[Entries from a visual dataset]

═══

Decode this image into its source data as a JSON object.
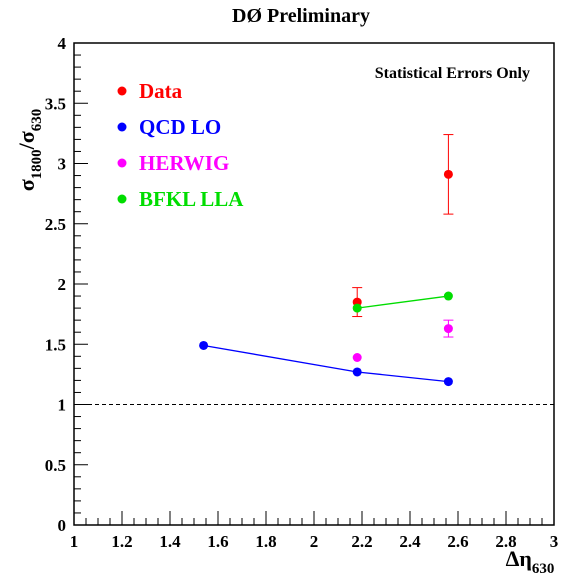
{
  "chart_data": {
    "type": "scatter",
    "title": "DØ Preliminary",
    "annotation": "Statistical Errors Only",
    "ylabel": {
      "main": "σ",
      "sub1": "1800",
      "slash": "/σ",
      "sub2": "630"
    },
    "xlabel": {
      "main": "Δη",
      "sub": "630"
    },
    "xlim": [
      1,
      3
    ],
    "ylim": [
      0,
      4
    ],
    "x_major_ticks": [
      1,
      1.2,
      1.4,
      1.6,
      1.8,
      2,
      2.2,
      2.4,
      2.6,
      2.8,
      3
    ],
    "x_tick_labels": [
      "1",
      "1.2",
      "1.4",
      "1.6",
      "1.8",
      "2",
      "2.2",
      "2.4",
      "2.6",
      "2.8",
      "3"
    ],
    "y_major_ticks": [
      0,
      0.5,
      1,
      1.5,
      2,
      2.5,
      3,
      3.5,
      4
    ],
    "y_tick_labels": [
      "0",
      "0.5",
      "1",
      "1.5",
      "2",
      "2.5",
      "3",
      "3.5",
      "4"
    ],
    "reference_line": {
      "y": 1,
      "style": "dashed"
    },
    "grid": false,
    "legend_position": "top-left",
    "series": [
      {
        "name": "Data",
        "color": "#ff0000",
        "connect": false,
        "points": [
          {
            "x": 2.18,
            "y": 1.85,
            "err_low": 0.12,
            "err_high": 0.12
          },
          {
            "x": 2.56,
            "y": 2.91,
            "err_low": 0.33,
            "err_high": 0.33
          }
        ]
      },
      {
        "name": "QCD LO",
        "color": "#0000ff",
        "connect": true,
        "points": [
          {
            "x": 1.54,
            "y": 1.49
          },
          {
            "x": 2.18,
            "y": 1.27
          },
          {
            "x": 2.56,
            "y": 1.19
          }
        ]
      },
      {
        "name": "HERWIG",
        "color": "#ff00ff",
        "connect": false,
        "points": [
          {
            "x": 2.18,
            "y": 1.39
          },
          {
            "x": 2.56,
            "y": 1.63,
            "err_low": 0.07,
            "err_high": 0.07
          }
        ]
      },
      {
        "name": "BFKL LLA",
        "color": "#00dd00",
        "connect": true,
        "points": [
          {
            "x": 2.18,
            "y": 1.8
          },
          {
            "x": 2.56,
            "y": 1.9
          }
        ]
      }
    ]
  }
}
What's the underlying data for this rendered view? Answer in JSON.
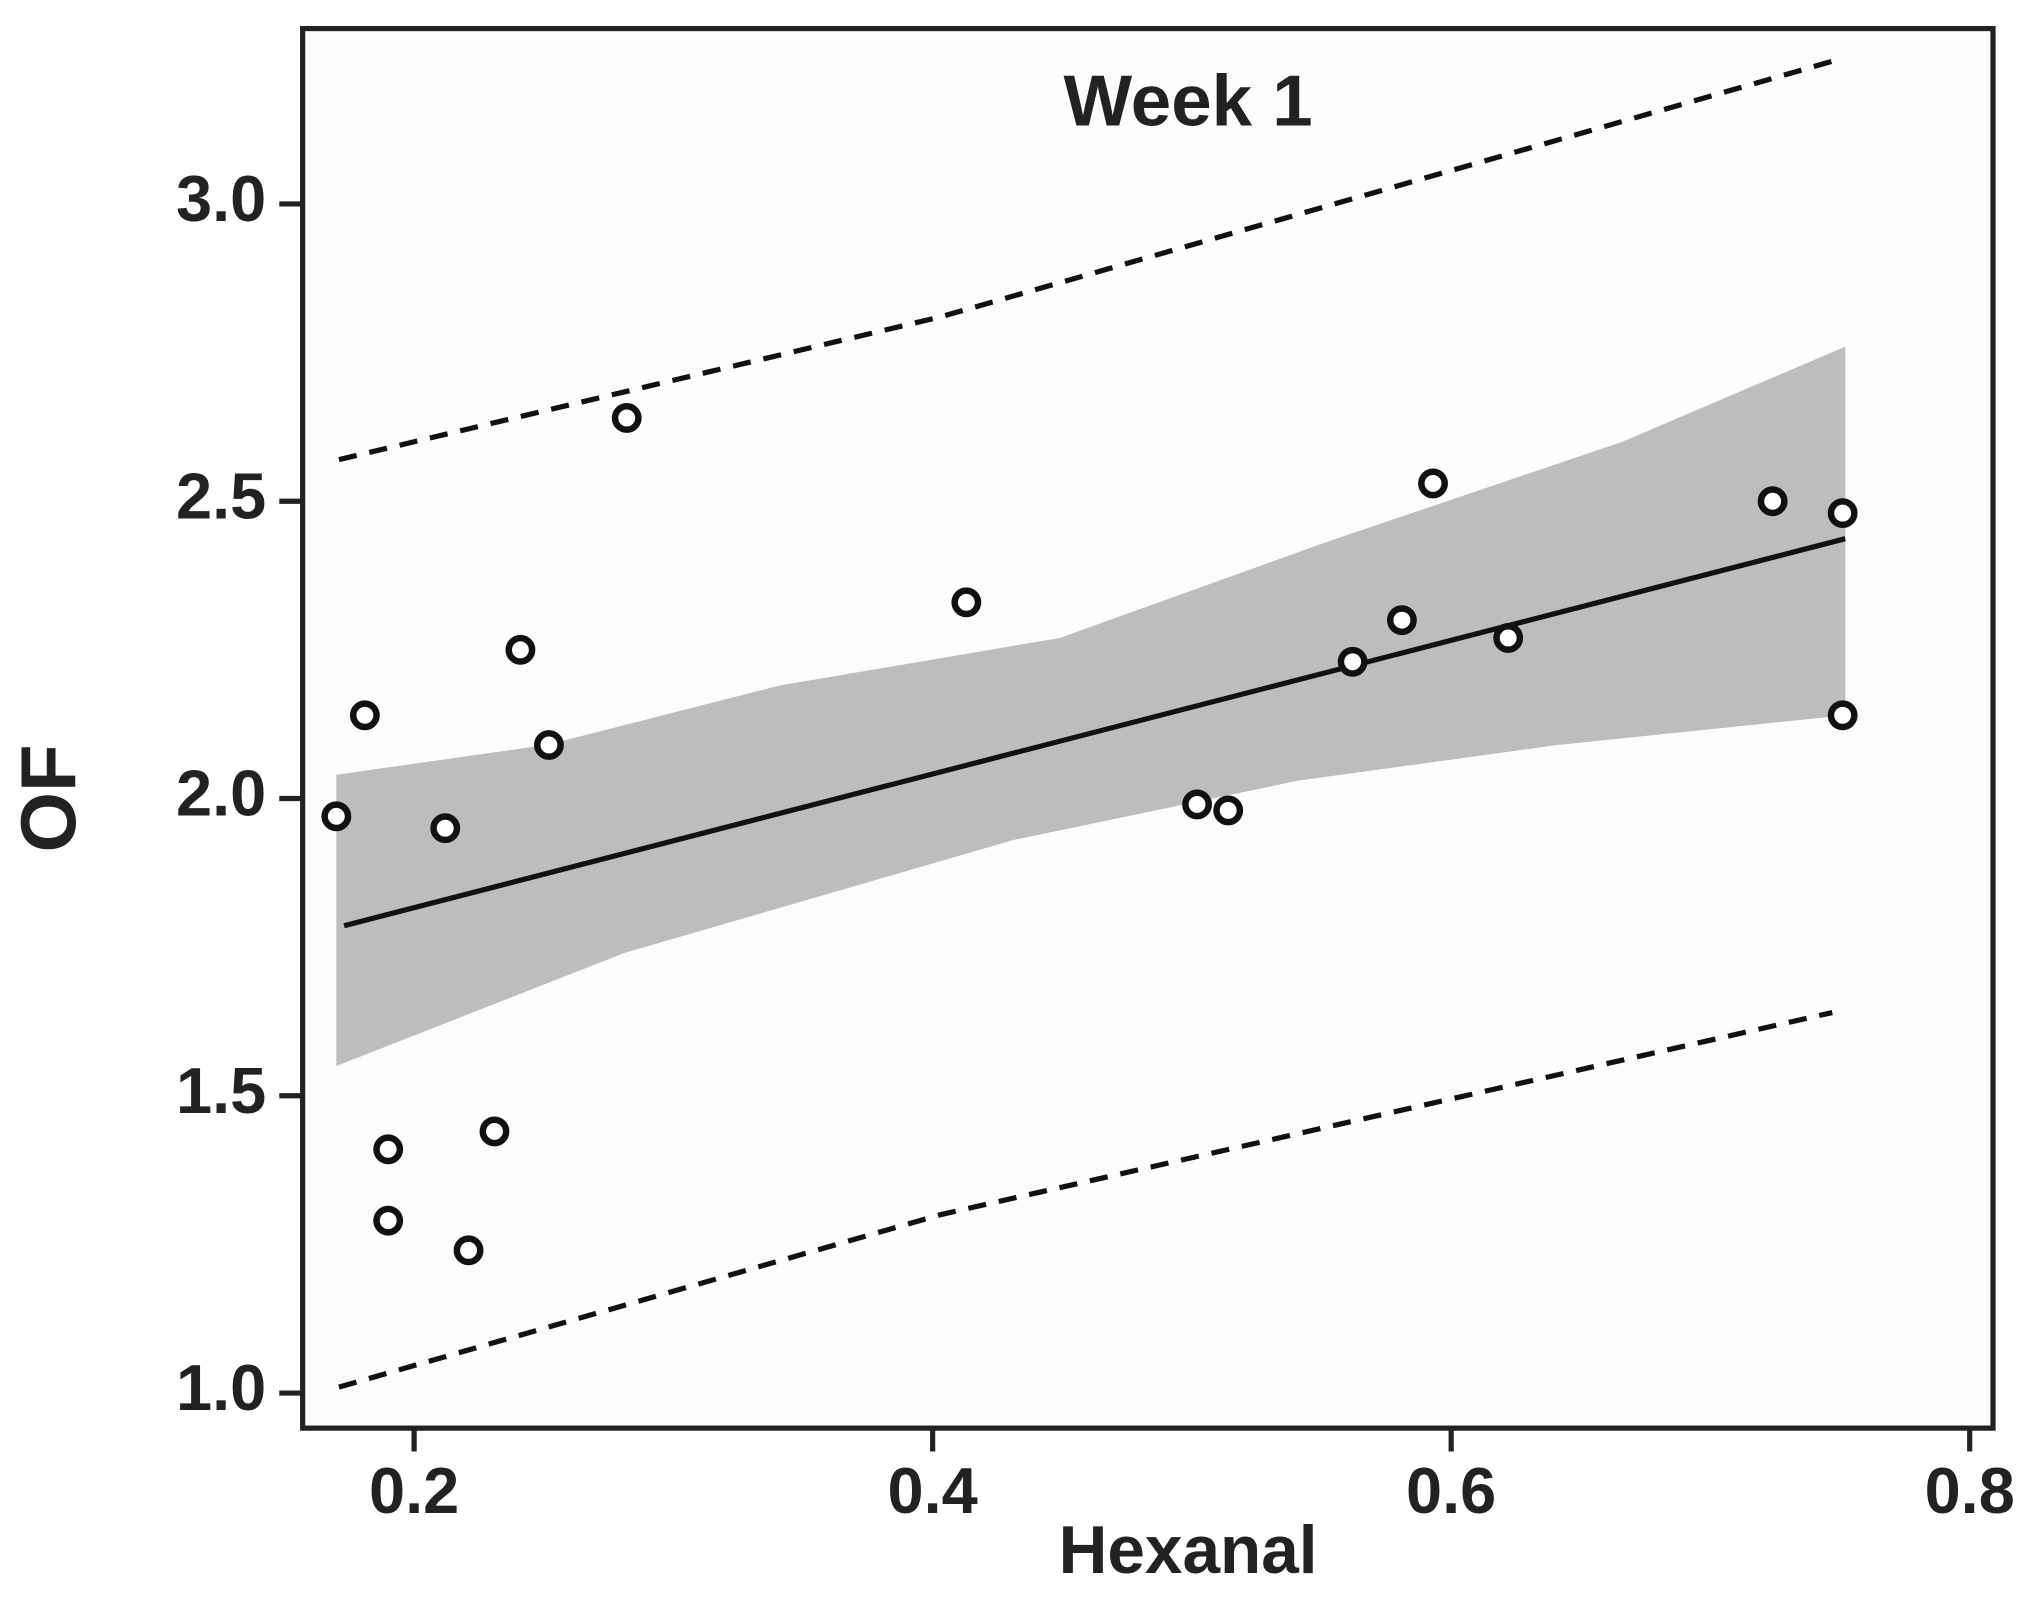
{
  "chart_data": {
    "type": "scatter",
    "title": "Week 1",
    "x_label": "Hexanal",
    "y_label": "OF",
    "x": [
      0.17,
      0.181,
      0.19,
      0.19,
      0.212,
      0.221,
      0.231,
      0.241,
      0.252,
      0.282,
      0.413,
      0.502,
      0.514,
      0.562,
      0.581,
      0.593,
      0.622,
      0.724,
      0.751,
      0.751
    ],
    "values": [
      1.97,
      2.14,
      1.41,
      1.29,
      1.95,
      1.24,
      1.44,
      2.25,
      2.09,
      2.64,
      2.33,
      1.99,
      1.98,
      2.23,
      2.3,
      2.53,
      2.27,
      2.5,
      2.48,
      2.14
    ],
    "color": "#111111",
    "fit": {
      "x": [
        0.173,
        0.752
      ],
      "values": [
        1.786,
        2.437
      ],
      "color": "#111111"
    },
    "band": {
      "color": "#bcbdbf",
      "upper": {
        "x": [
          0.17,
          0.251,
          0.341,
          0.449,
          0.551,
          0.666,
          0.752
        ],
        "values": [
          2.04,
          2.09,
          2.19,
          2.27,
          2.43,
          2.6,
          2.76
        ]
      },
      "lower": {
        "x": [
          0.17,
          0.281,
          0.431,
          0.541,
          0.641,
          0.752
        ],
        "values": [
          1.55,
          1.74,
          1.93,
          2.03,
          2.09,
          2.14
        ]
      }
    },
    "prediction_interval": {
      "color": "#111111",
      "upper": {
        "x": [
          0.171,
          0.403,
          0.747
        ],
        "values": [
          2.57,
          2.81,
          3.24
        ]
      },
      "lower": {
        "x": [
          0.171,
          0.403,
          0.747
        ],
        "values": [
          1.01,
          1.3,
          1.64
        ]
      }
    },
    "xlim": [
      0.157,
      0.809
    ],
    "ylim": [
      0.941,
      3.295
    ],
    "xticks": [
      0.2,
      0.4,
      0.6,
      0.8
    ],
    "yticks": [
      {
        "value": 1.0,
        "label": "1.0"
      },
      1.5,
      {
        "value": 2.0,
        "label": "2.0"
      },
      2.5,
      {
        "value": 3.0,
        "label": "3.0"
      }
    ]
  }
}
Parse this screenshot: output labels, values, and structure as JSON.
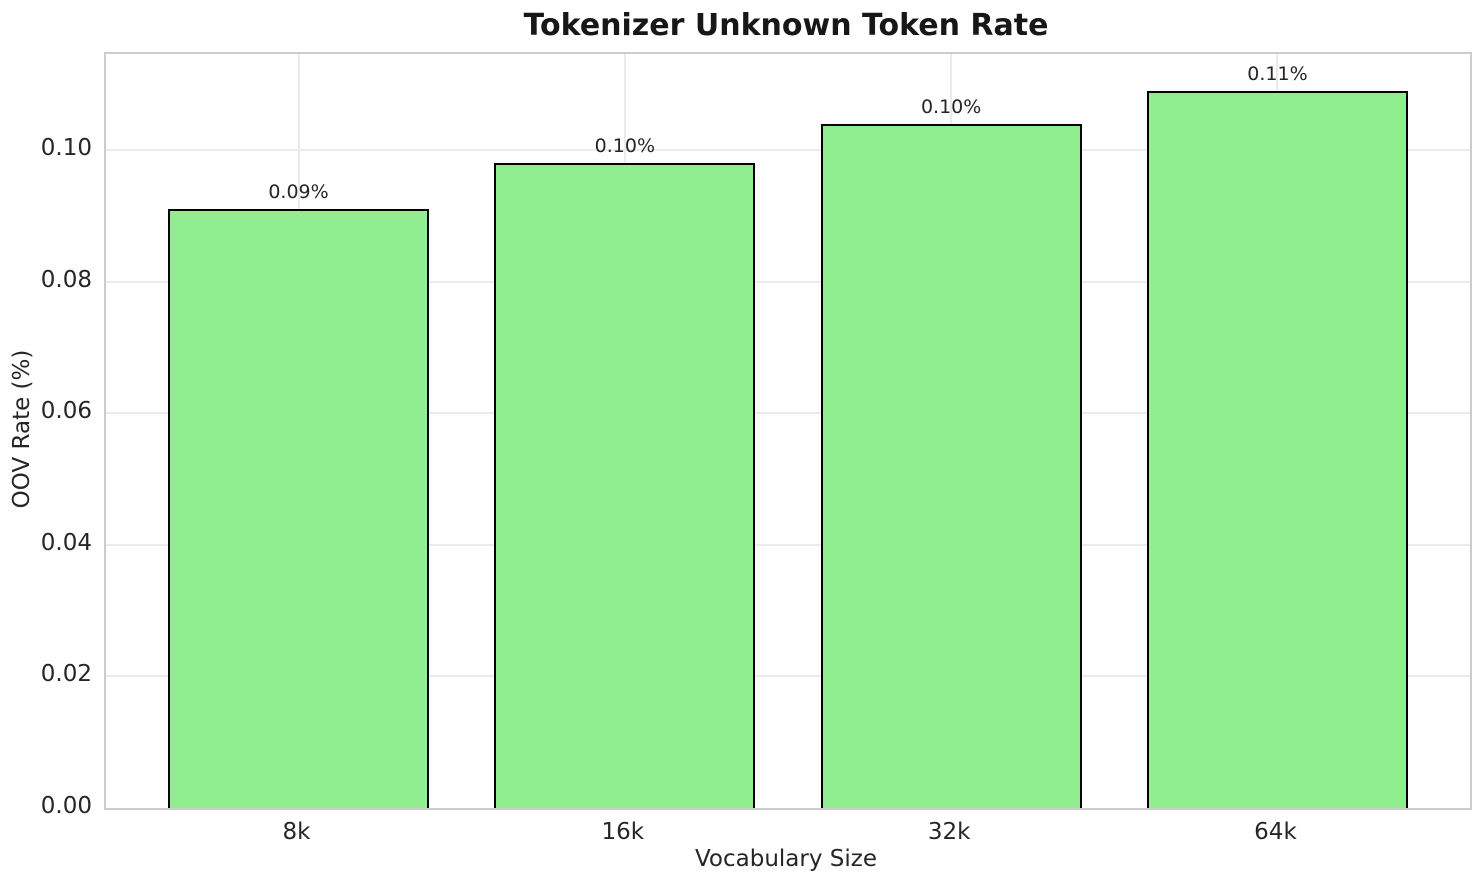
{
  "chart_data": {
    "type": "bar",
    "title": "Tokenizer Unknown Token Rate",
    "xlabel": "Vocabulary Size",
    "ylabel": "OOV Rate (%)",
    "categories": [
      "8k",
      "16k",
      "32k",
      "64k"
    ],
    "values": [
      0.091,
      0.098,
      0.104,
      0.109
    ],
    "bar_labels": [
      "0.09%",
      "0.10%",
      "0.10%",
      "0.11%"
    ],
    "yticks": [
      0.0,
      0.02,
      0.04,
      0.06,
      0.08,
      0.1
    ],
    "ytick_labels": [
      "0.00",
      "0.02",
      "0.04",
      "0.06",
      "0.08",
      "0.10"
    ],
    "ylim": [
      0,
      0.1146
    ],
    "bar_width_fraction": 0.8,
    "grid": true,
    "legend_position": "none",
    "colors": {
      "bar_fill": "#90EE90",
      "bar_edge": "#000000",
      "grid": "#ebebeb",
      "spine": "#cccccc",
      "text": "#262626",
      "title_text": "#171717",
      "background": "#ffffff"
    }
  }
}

═══

> SET TASK
A faithful copy of the records above is needed, with the pictures left out.

> EXERCISE RESPONSE
Decode this image into its source data as a JSON object.
{
  "chart_data": {
    "type": "scatter",
    "title": "DØ Preliminary",
    "annotation": "Statistical Errors Only",
    "ylabel": {
      "main": "σ",
      "sub1": "1800",
      "slash": "/σ",
      "sub2": "630"
    },
    "xlabel": {
      "main": "Δη",
      "sub": "630"
    },
    "xlim": [
      1,
      3
    ],
    "ylim": [
      0,
      4
    ],
    "x_major_ticks": [
      1,
      1.2,
      1.4,
      1.6,
      1.8,
      2,
      2.2,
      2.4,
      2.6,
      2.8,
      3
    ],
    "x_tick_labels": [
      "1",
      "1.2",
      "1.4",
      "1.6",
      "1.8",
      "2",
      "2.2",
      "2.4",
      "2.6",
      "2.8",
      "3"
    ],
    "y_major_ticks": [
      0,
      0.5,
      1,
      1.5,
      2,
      2.5,
      3,
      3.5,
      4
    ],
    "y_tick_labels": [
      "0",
      "0.5",
      "1",
      "1.5",
      "2",
      "2.5",
      "3",
      "3.5",
      "4"
    ],
    "reference_line": {
      "y": 1,
      "style": "dashed"
    },
    "grid": false,
    "legend_position": "top-left",
    "series": [
      {
        "name": "Data",
        "color": "#ff0000",
        "connect": false,
        "points": [
          {
            "x": 2.18,
            "y": 1.85,
            "err_low": 0.12,
            "err_high": 0.12
          },
          {
            "x": 2.56,
            "y": 2.91,
            "err_low": 0.33,
            "err_high": 0.33
          }
        ]
      },
      {
        "name": "QCD LO",
        "color": "#0000ff",
        "connect": true,
        "points": [
          {
            "x": 1.54,
            "y": 1.49
          },
          {
            "x": 2.18,
            "y": 1.27
          },
          {
            "x": 2.56,
            "y": 1.19
          }
        ]
      },
      {
        "name": "HERWIG",
        "color": "#ff00ff",
        "connect": false,
        "points": [
          {
            "x": 2.18,
            "y": 1.39
          },
          {
            "x": 2.56,
            "y": 1.63,
            "err_low": 0.07,
            "err_high": 0.07
          }
        ]
      },
      {
        "name": "BFKL LLA",
        "color": "#00dd00",
        "connect": true,
        "points": [
          {
            "x": 2.18,
            "y": 1.8
          },
          {
            "x": 2.56,
            "y": 1.9
          }
        ]
      }
    ]
  }
}
What's the underlying data for this rendered view? Answer in JSON.
{
  "chart_data": {
    "type": "scatter",
    "title": "Week 1",
    "x_label": "Hexanal",
    "y_label": "OF",
    "x": [
      0.17,
      0.181,
      0.19,
      0.19,
      0.212,
      0.221,
      0.231,
      0.241,
      0.252,
      0.282,
      0.413,
      0.502,
      0.514,
      0.562,
      0.581,
      0.593,
      0.622,
      0.724,
      0.751,
      0.751
    ],
    "values": [
      1.97,
      2.14,
      1.41,
      1.29,
      1.95,
      1.24,
      1.44,
      2.25,
      2.09,
      2.64,
      2.33,
      1.99,
      1.98,
      2.23,
      2.3,
      2.53,
      2.27,
      2.5,
      2.48,
      2.14
    ],
    "color": "#111111",
    "fit": {
      "x": [
        0.173,
        0.752
      ],
      "values": [
        1.786,
        2.437
      ],
      "color": "#111111"
    },
    "band": {
      "color": "#bcbdbf",
      "upper": {
        "x": [
          0.17,
          0.251,
          0.341,
          0.449,
          0.551,
          0.666,
          0.752
        ],
        "values": [
          2.04,
          2.09,
          2.19,
          2.27,
          2.43,
          2.6,
          2.76
        ]
      },
      "lower": {
        "x": [
          0.17,
          0.281,
          0.431,
          0.541,
          0.641,
          0.752
        ],
        "values": [
          1.55,
          1.74,
          1.93,
          2.03,
          2.09,
          2.14
        ]
      }
    },
    "prediction_interval": {
      "color": "#111111",
      "upper": {
        "x": [
          0.171,
          0.403,
          0.747
        ],
        "values": [
          2.57,
          2.81,
          3.24
        ]
      },
      "lower": {
        "x": [
          0.171,
          0.403,
          0.747
        ],
        "values": [
          1.01,
          1.3,
          1.64
        ]
      }
    },
    "xlim": [
      0.157,
      0.809
    ],
    "ylim": [
      0.941,
      3.295
    ],
    "xticks": [
      0.2,
      0.4,
      0.6,
      0.8
    ],
    "yticks": [
      {
        "value": 1.0,
        "label": "1.0"
      },
      1.5,
      {
        "value": 2.0,
        "label": "2.0"
      },
      2.5,
      {
        "value": 3.0,
        "label": "3.0"
      }
    ]
  }
}
Parse this screenshot: output labels, values, and structure as JSON.
{
  "chart_data": {
    "type": "bar",
    "title": "Tokenizer Unknown Token Rate",
    "xlabel": "Vocabulary Size",
    "ylabel": "OOV Rate (%)",
    "categories": [
      "8k",
      "16k",
      "32k",
      "64k"
    ],
    "values": [
      0.091,
      0.098,
      0.104,
      0.109
    ],
    "bar_labels": [
      "0.09%",
      "0.10%",
      "0.10%",
      "0.11%"
    ],
    "yticks": [
      0.0,
      0.02,
      0.04,
      0.06,
      0.08,
      0.1
    ],
    "ytick_labels": [
      "0.00",
      "0.02",
      "0.04",
      "0.06",
      "0.08",
      "0.10"
    ],
    "ylim": [
      0,
      0.1146
    ],
    "bar_width_fraction": 0.8,
    "grid": true,
    "legend_position": "none",
    "colors": {
      "bar_fill": "#90EE90",
      "bar_edge": "#000000",
      "grid": "#ebebeb",
      "spine": "#cccccc",
      "text": "#262626",
      "title_text": "#171717",
      "background": "#ffffff"
    }
  }
}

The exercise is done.